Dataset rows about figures
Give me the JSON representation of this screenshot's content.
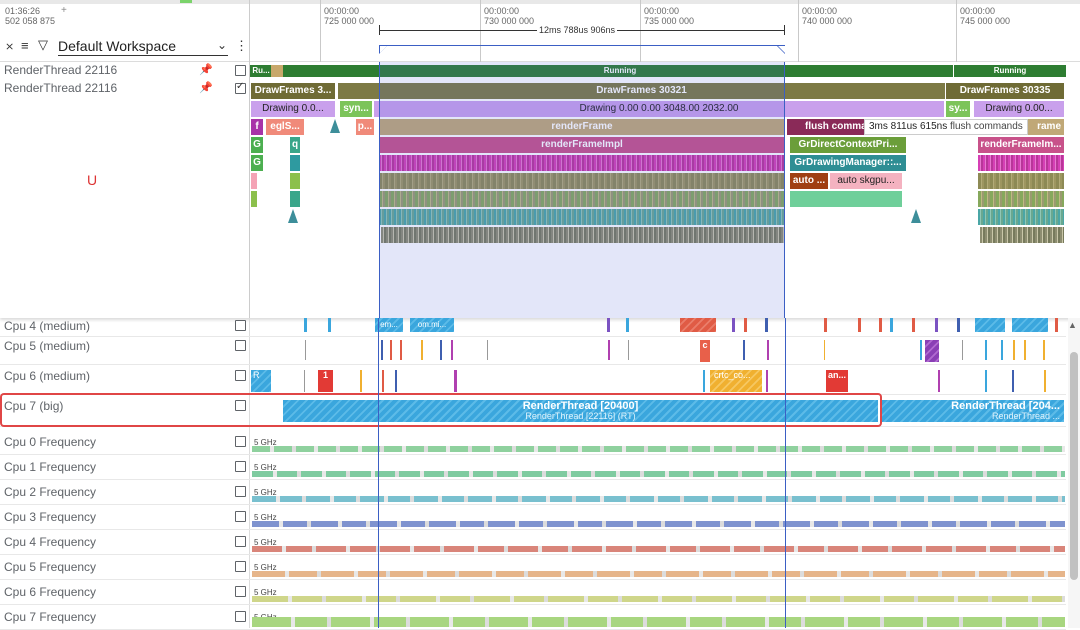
{
  "header": {
    "time_left": "01:36:26",
    "time_left_sub": "502 058 875",
    "plus": "+",
    "workspace": "Default Workspace",
    "ticks": [
      {
        "top": "00:00:00",
        "bottom": "725 000 000"
      },
      {
        "top": "00:00:00",
        "bottom": "730 000 000"
      },
      {
        "top": "00:00:00",
        "bottom": "735 000 000"
      },
      {
        "top": "00:00:00",
        "bottom": "740 000 000"
      },
      {
        "top": "00:00:00",
        "bottom": "745 000 000"
      }
    ],
    "span_label": "12ms 788us 906ns"
  },
  "tracks": {
    "thread_state": {
      "name": "RenderThread 22116",
      "state_a": "Ru...",
      "state_b": "Running",
      "state_c": "Running"
    },
    "thread_slices": {
      "name": "RenderThread 22116"
    },
    "marker": "U"
  },
  "slices": {
    "df1": "DrawFrames 3...",
    "df2": "DrawFrames 30321",
    "df3": "DrawFrames 30335",
    "drawing1": "Drawing  0.0...",
    "syn1": "syn...",
    "drawing2": "Drawing  0.00   0.00  3048.00  2032.00",
    "sy2": "sy...",
    "drawing3": "Drawing  0.00...",
    "f": "f",
    "egls": "eglS...",
    "p": "p...",
    "renderframe": "renderFrame",
    "flush": "flush comma",
    "frame_r": "rame",
    "g1": "G",
    "q": "q",
    "renderframeimpl": "renderFrameImpl",
    "grdirect": "GrDirectContextPri...",
    "renderframeimpl_r": "renderFrameIm...",
    "g2": "G",
    "grdrawing": "GrDrawingManager::...",
    "auto1": "auto ...",
    "auto2": "auto skgpu..."
  },
  "tooltip": {
    "duration": "3ms 811us 615ns",
    "name": "flush commands"
  },
  "cpu_tracks": [
    {
      "name": "Cpu 4 (medium)"
    },
    {
      "name": "Cpu 5 (medium)"
    },
    {
      "name": "Cpu 6 (medium)"
    },
    {
      "name": "Cpu 7 (big)"
    }
  ],
  "cpu_labels": {
    "c4a": "em...",
    "c4b": "om.mi...",
    "c5c": "c",
    "c6r": "R",
    "c6one": "1",
    "c6crtc": "crtc_co...",
    "c6an": "an...",
    "c7a_main": "RenderThread [20400]",
    "c7a_sub": "RenderThread [22116] (RT)",
    "c7b_main": "RenderThread [204...",
    "c7b_sub": "RenderThread ..."
  },
  "freq_tracks": [
    {
      "name": "Cpu 0 Frequency",
      "unit": "5 GHz",
      "color": "#8fd19e"
    },
    {
      "name": "Cpu 1 Frequency",
      "unit": "5 GHz",
      "color": "#7fcba0"
    },
    {
      "name": "Cpu 2 Frequency",
      "unit": "5 GHz",
      "color": "#79c0cf"
    },
    {
      "name": "Cpu 3 Frequency",
      "unit": "5 GHz",
      "color": "#7f93cf"
    },
    {
      "name": "Cpu 4 Frequency",
      "unit": "5 GHz",
      "color": "#d9857a"
    },
    {
      "name": "Cpu 5 Frequency",
      "unit": "5 GHz",
      "color": "#e6b58a"
    },
    {
      "name": "Cpu 6 Frequency",
      "unit": "5 GHz",
      "color": "#cfd68a"
    },
    {
      "name": "Cpu 7 Frequency",
      "unit": "5 GHz",
      "color": "#a8d680"
    }
  ]
}
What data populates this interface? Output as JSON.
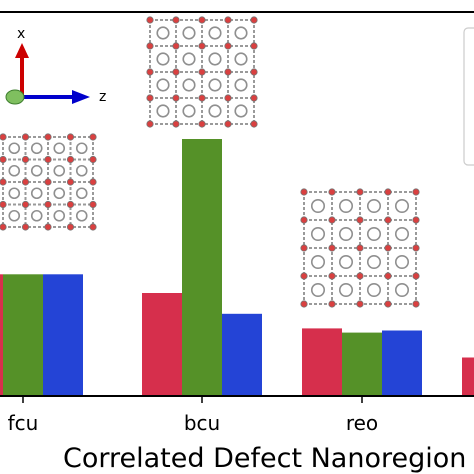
{
  "chart_data": {
    "type": "bar",
    "categories": [
      "fcu",
      "bcu",
      "reo",
      ""
    ],
    "series": [
      {
        "color": "#d62f4c",
        "values": [
          0.58,
          0.49,
          0.32,
          0.18
        ]
      },
      {
        "color": "#559128",
        "values": [
          0.58,
          1.23,
          0.3,
          null
        ]
      },
      {
        "color": "#2444d6",
        "values": [
          0.58,
          0.39,
          0.31,
          null
        ]
      }
    ],
    "xlabel": "Correlated Defect Nanoregion",
    "ylim": [
      0,
      1.23
    ],
    "grid": false,
    "legend": "top-right",
    "insets": [
      "fcu-structure",
      "bcu-structure",
      "reo-structure"
    ],
    "orientation_axes": {
      "up_label": "x",
      "right_label": "z",
      "up_color": "#cc0000",
      "right_color": "#0000cc"
    }
  }
}
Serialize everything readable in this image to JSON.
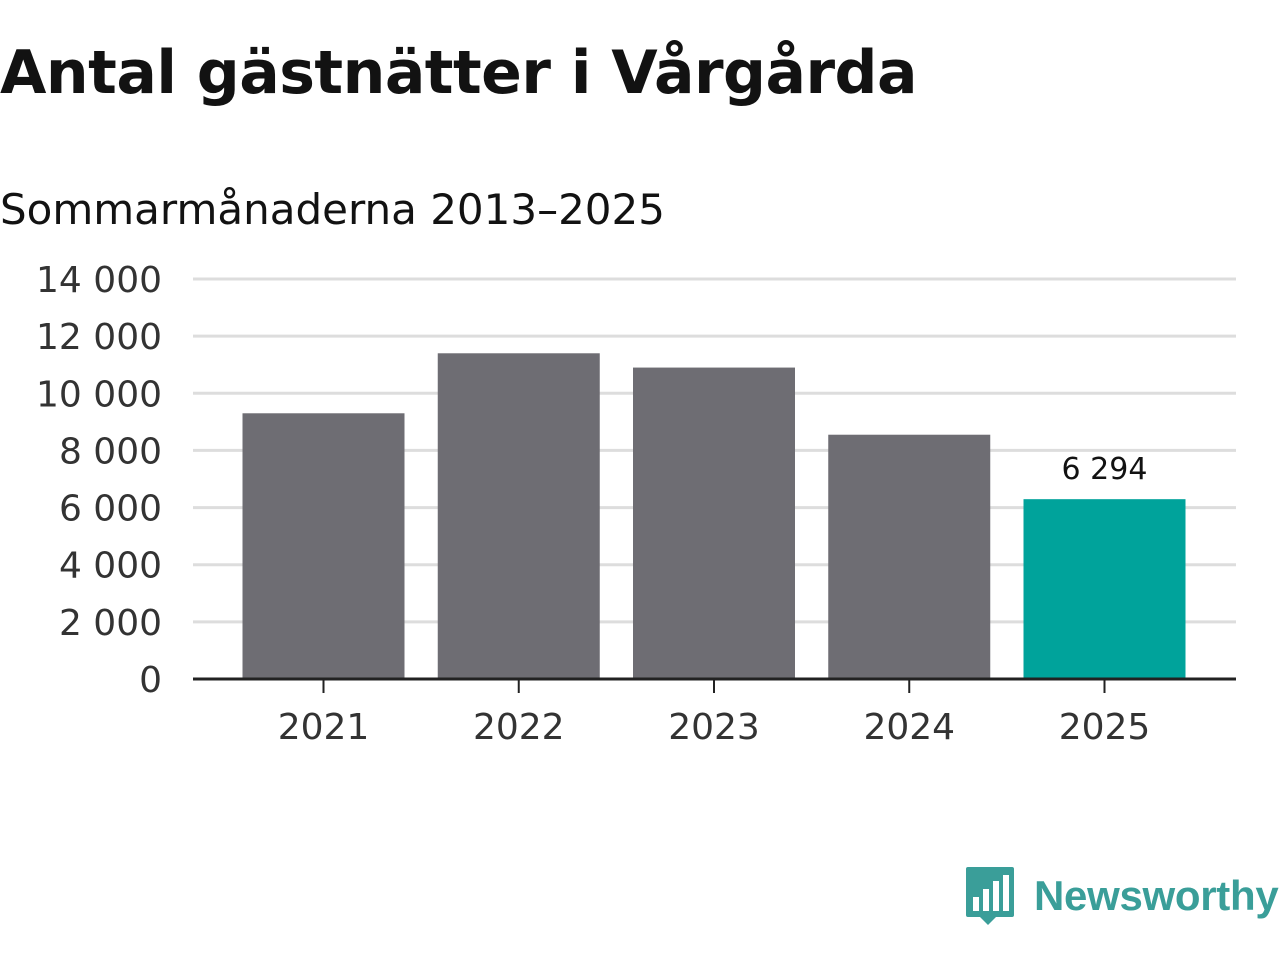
{
  "title": "Antal gästnätter i Vårgårda",
  "subtitle": "Sommarmånaderna 2013–2025",
  "brand": {
    "name": "Newsworthy",
    "logo_icon": "bar-chart-speech-bubble-icon",
    "color": "#3a9e99"
  },
  "colors": {
    "bar": "#6e6d73",
    "highlight": "#00a39b",
    "grid": "#dddddd",
    "axis": "#222222",
    "text": "#333333"
  },
  "chart_data": {
    "type": "bar",
    "title": "Antal gästnätter i Vårgårda",
    "subtitle": "Sommarmånaderna 2013–2025",
    "categories": [
      "2021",
      "2022",
      "2023",
      "2024",
      "2025"
    ],
    "values": [
      9300,
      11400,
      10900,
      8550,
      6294
    ],
    "highlight_index": 4,
    "data_labels": [
      "",
      "",
      "",
      "",
      "6 294"
    ],
    "ylim": [
      0,
      14000
    ],
    "yticks": [
      0,
      2000,
      4000,
      6000,
      8000,
      10000,
      12000,
      14000
    ],
    "ytick_labels": [
      "0",
      "2 000",
      "4 000",
      "6 000",
      "8 000",
      "10 000",
      "12 000",
      "14 000"
    ],
    "xlabel": "",
    "ylabel": "",
    "grid": true,
    "legend": "none"
  }
}
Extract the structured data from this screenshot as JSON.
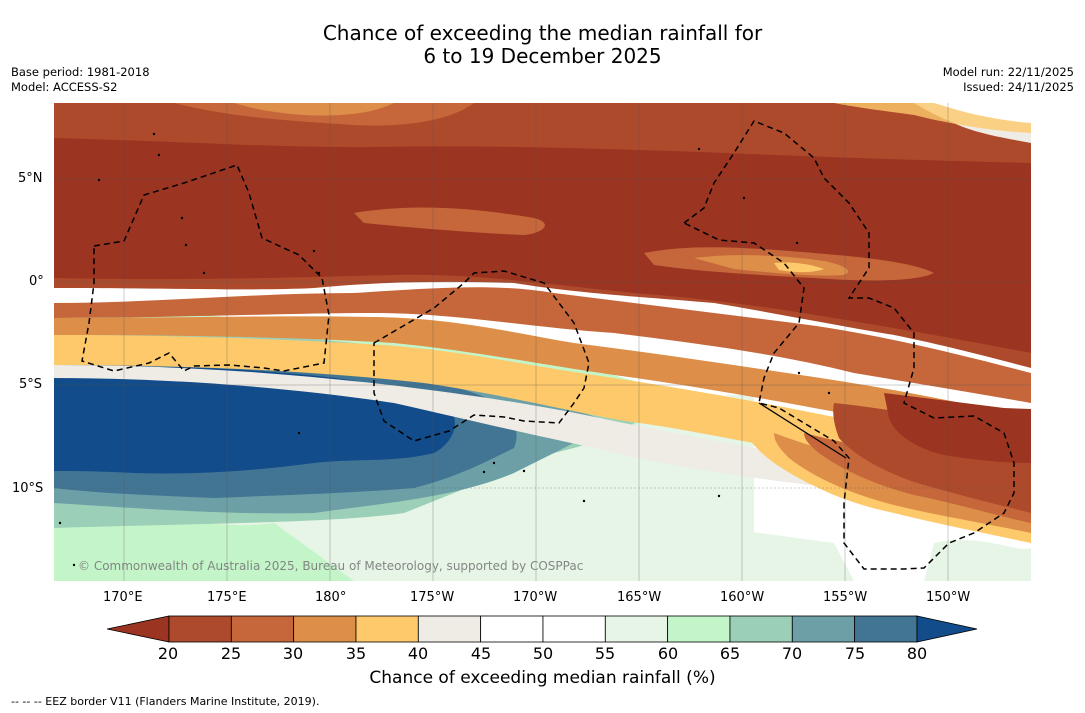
{
  "title": {
    "line1": "Chance of exceeding the median rainfall for",
    "line2": "6 to 19 December 2025"
  },
  "meta_left": {
    "base_period": "Base period: 1981-2018",
    "model": "Model: ACCESS-S2"
  },
  "meta_right": {
    "model_run": "Model run: 22/11/2025",
    "issued": "Issued: 24/11/2025"
  },
  "lat_labels": [
    "5°N",
    "0°",
    "5°S",
    "10°S"
  ],
  "lon_labels": [
    "170°E",
    "175°E",
    "180°",
    "175°W",
    "170°W",
    "165°W",
    "160°W",
    "155°W",
    "150°W"
  ],
  "credit": "© Commonwealth of Australia 2025, Bureau of Meteorology, supported by COSPPac",
  "colorbar": {
    "ticks": [
      "20",
      "25",
      "30",
      "35",
      "40",
      "45",
      "50",
      "55",
      "60",
      "65",
      "70",
      "75",
      "80"
    ],
    "title": "Chance of exceeding median rainfall (%)",
    "colors": {
      "under": "#9b3421",
      "c20_25": "#ae4a2c",
      "c25_30": "#c5673a",
      "c30_35": "#dd8e48",
      "c35_40": "#fdc96b",
      "c40_45": "#efebe5",
      "c45_50": "#ffffff",
      "c50_55": "#ffffff",
      "c55_60": "#e6f5e6",
      "c60_65": "#c4f5c9",
      "c65_70": "#9bcfb7",
      "c70_75": "#6da0a6",
      "c75_80": "#427594",
      "over": "#134c8a"
    }
  },
  "footer": "--  --  -- EEZ border V11 (Flanders Marine Institute, 2019)."
}
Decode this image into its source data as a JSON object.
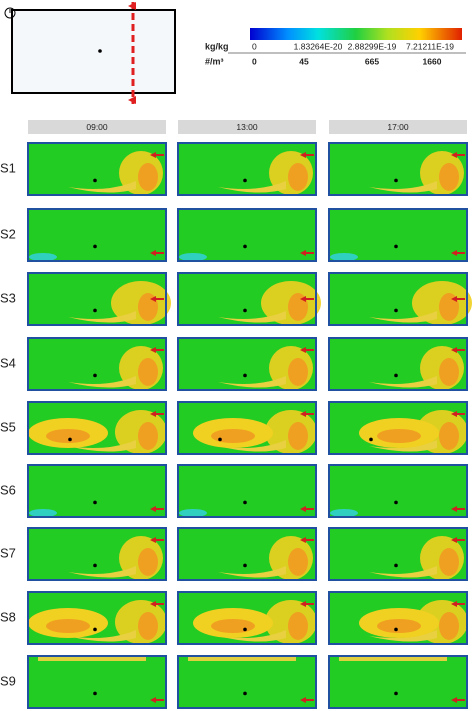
{
  "colorbar": {
    "unit_mass": "kg/kg",
    "unit_number": "#/m³",
    "mass_labels": [
      "0",
      "1.83264E-20",
      "2.88299E-19",
      "7.21211E-19"
    ],
    "number_labels": [
      "0",
      "45",
      "665",
      "1660"
    ]
  },
  "columns": [
    "09:00",
    "13:00",
    "17:00"
  ],
  "rows": [
    "S1",
    "S2",
    "S3",
    "S4",
    "S5",
    "S6",
    "S7",
    "S8",
    "S9"
  ]
}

PROBLEM REQUIREMENTS: Leave out the pictures and print each record exactly as it stands.

REPLY:
Give me the JSON representation of this screenshot's content.
{
  "header": {
    "time_left": "01:36:26",
    "time_left_sub": "502 058 875",
    "plus": "+",
    "workspace": "Default Workspace",
    "ticks": [
      {
        "top": "00:00:00",
        "bottom": "725 000 000"
      },
      {
        "top": "00:00:00",
        "bottom": "730 000 000"
      },
      {
        "top": "00:00:00",
        "bottom": "735 000 000"
      },
      {
        "top": "00:00:00",
        "bottom": "740 000 000"
      },
      {
        "top": "00:00:00",
        "bottom": "745 000 000"
      }
    ],
    "span_label": "12ms 788us 906ns"
  },
  "tracks": {
    "thread_state": {
      "name": "RenderThread 22116",
      "state_a": "Ru...",
      "state_b": "Running",
      "state_c": "Running"
    },
    "thread_slices": {
      "name": "RenderThread 22116"
    },
    "marker": "U"
  },
  "slices": {
    "df1": "DrawFrames 3...",
    "df2": "DrawFrames 30321",
    "df3": "DrawFrames 30335",
    "drawing1": "Drawing  0.0...",
    "syn1": "syn...",
    "drawing2": "Drawing  0.00   0.00  3048.00  2032.00",
    "sy2": "sy...",
    "drawing3": "Drawing  0.00...",
    "f": "f",
    "egls": "eglS...",
    "p": "p...",
    "renderframe": "renderFrame",
    "flush": "flush comma",
    "frame_r": "rame",
    "g1": "G",
    "q": "q",
    "renderframeimpl": "renderFrameImpl",
    "grdirect": "GrDirectContextPri...",
    "renderframeimpl_r": "renderFrameIm...",
    "g2": "G",
    "grdrawing": "GrDrawingManager::...",
    "auto1": "auto ...",
    "auto2": "auto skgpu..."
  },
  "tooltip": {
    "duration": "3ms 811us 615ns",
    "name": "flush commands"
  },
  "cpu_tracks": [
    {
      "name": "Cpu 4 (medium)"
    },
    {
      "name": "Cpu 5 (medium)"
    },
    {
      "name": "Cpu 6 (medium)"
    },
    {
      "name": "Cpu 7 (big)"
    }
  ],
  "cpu_labels": {
    "c4a": "em...",
    "c4b": "om.mi...",
    "c5c": "c",
    "c6r": "R",
    "c6one": "1",
    "c6crtc": "crtc_co...",
    "c6an": "an...",
    "c7a_main": "RenderThread [20400]",
    "c7a_sub": "RenderThread [22116] (RT)",
    "c7b_main": "RenderThread [204...",
    "c7b_sub": "RenderThread ..."
  },
  "freq_tracks": [
    {
      "name": "Cpu 0 Frequency",
      "unit": "5 GHz",
      "color": "#8fd19e"
    },
    {
      "name": "Cpu 1 Frequency",
      "unit": "5 GHz",
      "color": "#7fcba0"
    },
    {
      "name": "Cpu 2 Frequency",
      "unit": "5 GHz",
      "color": "#79c0cf"
    },
    {
      "name": "Cpu 3 Frequency",
      "unit": "5 GHz",
      "color": "#7f93cf"
    },
    {
      "name": "Cpu 4 Frequency",
      "unit": "5 GHz",
      "color": "#d9857a"
    },
    {
      "name": "Cpu 5 Frequency",
      "unit": "5 GHz",
      "color": "#e6b58a"
    },
    {
      "name": "Cpu 6 Frequency",
      "unit": "5 GHz",
      "color": "#cfd68a"
    },
    {
      "name": "Cpu 7 Frequency",
      "unit": "5 GHz",
      "color": "#a8d680"
    }
  ]
}
What data populates this interface? Output as JSON.
{
  "chart_data": {
    "type": "bar",
    "categories": [
      "fcu",
      "bcu",
      "reo",
      ""
    ],
    "series": [
      {
        "color": "#d62f4c",
        "values": [
          0.58,
          0.49,
          0.32,
          0.18
        ]
      },
      {
        "color": "#559128",
        "values": [
          0.58,
          1.23,
          0.3,
          null
        ]
      },
      {
        "color": "#2444d6",
        "values": [
          0.58,
          0.39,
          0.31,
          null
        ]
      }
    ],
    "xlabel": "Correlated Defect Nanoregion",
    "ylim": [
      0,
      1.23
    ],
    "grid": false,
    "legend": "top-right",
    "insets": [
      "fcu-structure",
      "bcu-structure",
      "reo-structure"
    ],
    "orientation_axes": {
      "up_label": "x",
      "right_label": "z",
      "up_color": "#cc0000",
      "right_color": "#0000cc"
    }
  }
}
Serialize everything readable in this image to JSON.
{
  "title": "Antal gästnätter i Vårgårda",
  "subtitle": "Sommarmånaderna 2013–2025",
  "brand": {
    "name": "Newsworthy",
    "logo_icon": "bar-chart-speech-bubble-icon",
    "color": "#3a9e99"
  },
  "colors": {
    "bar": "#6e6d73",
    "highlight": "#00a39b",
    "grid": "#dddddd",
    "axis": "#222222",
    "text": "#333333"
  },
  "chart_data": {
    "type": "bar",
    "title": "Antal gästnätter i Vårgårda",
    "subtitle": "Sommarmånaderna 2013–2025",
    "categories": [
      "2021",
      "2022",
      "2023",
      "2024",
      "2025"
    ],
    "values": [
      9300,
      11400,
      10900,
      8550,
      6294
    ],
    "highlight_index": 4,
    "data_labels": [
      "",
      "",
      "",
      "",
      "6 294"
    ],
    "ylim": [
      0,
      14000
    ],
    "yticks": [
      0,
      2000,
      4000,
      6000,
      8000,
      10000,
      12000,
      14000
    ],
    "ytick_labels": [
      "0",
      "2 000",
      "4 000",
      "6 000",
      "8 000",
      "10 000",
      "12 000",
      "14 000"
    ],
    "xlabel": "",
    "ylabel": "",
    "grid": true,
    "legend": "none"
  }
}
Extract the structured data from this screenshot as JSON.
{
  "title": {
    "line1": "Chance of exceeding the median rainfall for",
    "line2": "6 to 19 December 2025"
  },
  "meta_left": {
    "base_period": "Base period: 1981-2018",
    "model": "Model: ACCESS-S2"
  },
  "meta_right": {
    "model_run": "Model run: 22/11/2025",
    "issued": "Issued: 24/11/2025"
  },
  "lat_labels": [
    "5°N",
    "0°",
    "5°S",
    "10°S"
  ],
  "lon_labels": [
    "170°E",
    "175°E",
    "180°",
    "175°W",
    "170°W",
    "165°W",
    "160°W",
    "155°W",
    "150°W"
  ],
  "credit": "© Commonwealth of Australia 2025, Bureau of Meteorology, supported by COSPPac",
  "colorbar": {
    "ticks": [
      "20",
      "25",
      "30",
      "35",
      "40",
      "45",
      "50",
      "55",
      "60",
      "65",
      "70",
      "75",
      "80"
    ],
    "title": "Chance of exceeding median rainfall (%)",
    "colors": {
      "under": "#9b3421",
      "c20_25": "#ae4a2c",
      "c25_30": "#c5673a",
      "c30_35": "#dd8e48",
      "c35_40": "#fdc96b",
      "c40_45": "#efebe5",
      "c45_50": "#ffffff",
      "c50_55": "#ffffff",
      "c55_60": "#e6f5e6",
      "c60_65": "#c4f5c9",
      "c65_70": "#9bcfb7",
      "c70_75": "#6da0a6",
      "c75_80": "#427594",
      "over": "#134c8a"
    }
  },
  "footer": "--  --  -- EEZ border V11 (Flanders Marine Institute, 2019)."
}
Decode this image into its source data as a JSON object.
{
  "colorbar": {
    "unit_mass": "kg/kg",
    "unit_number": "#/m³",
    "mass_labels": [
      "0",
      "1.83264E-20",
      "2.88299E-19",
      "7.21211E-19"
    ],
    "number_labels": [
      "0",
      "45",
      "665",
      "1660"
    ]
  },
  "columns": [
    "09:00",
    "13:00",
    "17:00"
  ],
  "rows": [
    "S1",
    "S2",
    "S3",
    "S4",
    "S5",
    "S6",
    "S7",
    "S8",
    "S9"
  ]
}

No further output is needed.